[start]
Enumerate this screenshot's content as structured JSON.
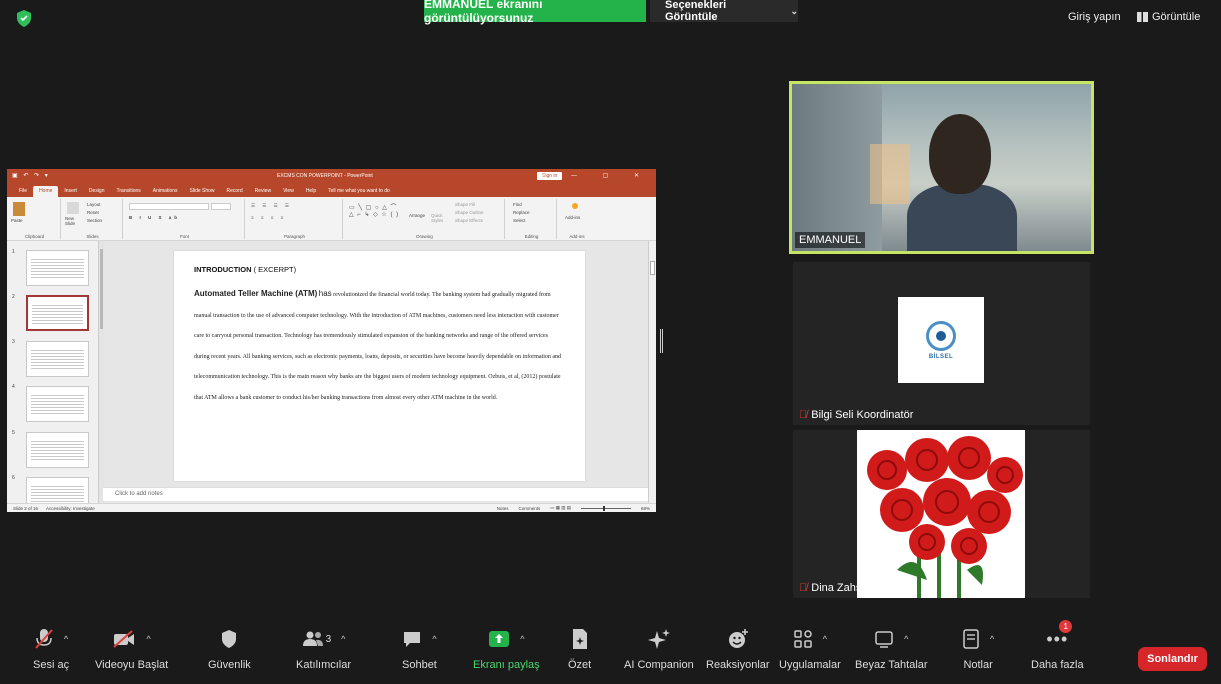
{
  "top_bar": {
    "share_banner": "EMMANUEL ekranını görüntülüyorsunuz",
    "view_options": "Seçenekleri Görüntüle",
    "sign_in": "Giriş yapın",
    "view_label": "Görüntüle"
  },
  "powerpoint": {
    "doc_title": "EXCMS CON POWERPOINT - PowerPoint",
    "sign_in": "Sign in",
    "menu": [
      "File",
      "Home",
      "Insert",
      "Design",
      "Transitions",
      "Animations",
      "Slide Show",
      "Record",
      "Review",
      "View",
      "Help",
      "Tell me what you want to do"
    ],
    "ribbon_groups": [
      "Clipboard",
      "Slides",
      "Font",
      "Paragraph",
      "Drawing",
      "Editing",
      "Add-ins"
    ],
    "ribbon_buttons": {
      "paste": "Paste",
      "new_slide": "New Slide",
      "layout": "Layout",
      "reset": "Reset",
      "section": "Section",
      "arrange": "Arrange",
      "quick_styles": "Quick Styles",
      "shape_fill": "Shape Fill",
      "shape_outline": "Shape Outline",
      "shape_effects": "Shape Effects",
      "find": "Find",
      "replace": "Replace",
      "select": "Select",
      "add_ins": "Add-ins"
    },
    "thumbnails": [
      "1",
      "2",
      "3",
      "4",
      "5",
      "6"
    ],
    "slide": {
      "title": "INTRODUCTION",
      "title_suffix": "( EXCERPT)",
      "lead": "Automated Teller Machine (ATM)",
      "lead_rest": "has",
      "body": "revolutionized the financial world today. The banking system had gradually migrated from manual transaction to the use of advanced computer technology. With the introduction of ATM machines, customers need less interaction with customer care to carryout personal transaction. Technology has tremendously stimulated expansion of the banking networks and range of the offered services during recent years. All banking services, such as electronic payments, loans, deposits, or securities have become heavily dependable on information and telecommunication technology. This is the main reason why banks are the biggest users of modern technology equipment. Ozbuis, et al, (2012) postulate that ATM allows a bank customer to conduct his/her banking transactions from almost every other ATM machine in the world."
    },
    "notes_placeholder": "Click to add notes",
    "status": {
      "slide_count": "Slide 2 of 16",
      "accessibility": "Accessibility: Investigate",
      "notes": "Notes",
      "comments": "Comments",
      "zoom": "68%"
    }
  },
  "participants": {
    "active": "EMMANUEL",
    "bilsel": "Bilgi Seli Koordinatör",
    "bilsel_logo": "BİLSEL",
    "dina": "Dina Zahşan"
  },
  "toolbar": {
    "mute": "Sesi aç",
    "video": "Videoyu Başlat",
    "security": "Güvenlik",
    "participants": "Katılımcılar",
    "participants_count": "3",
    "chat": "Sohbet",
    "share": "Ekranı paylaş",
    "summary": "Özet",
    "ai": "AI Companion",
    "reactions": "Reaksiyonlar",
    "apps": "Uygulamalar",
    "whiteboard": "Beyaz Tahtalar",
    "notes": "Notlar",
    "more": "Daha fazla",
    "more_badge": "1",
    "end": "Sonlandır"
  },
  "colors": {
    "share_green": "#23b34a",
    "ppt_red": "#b7472a",
    "active_border": "#c7e565",
    "end_red": "#d6262a"
  }
}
[end]
What to work on ::
Only the number is wanted: how many lines above include the word "notes"?

Answer to the task ::
3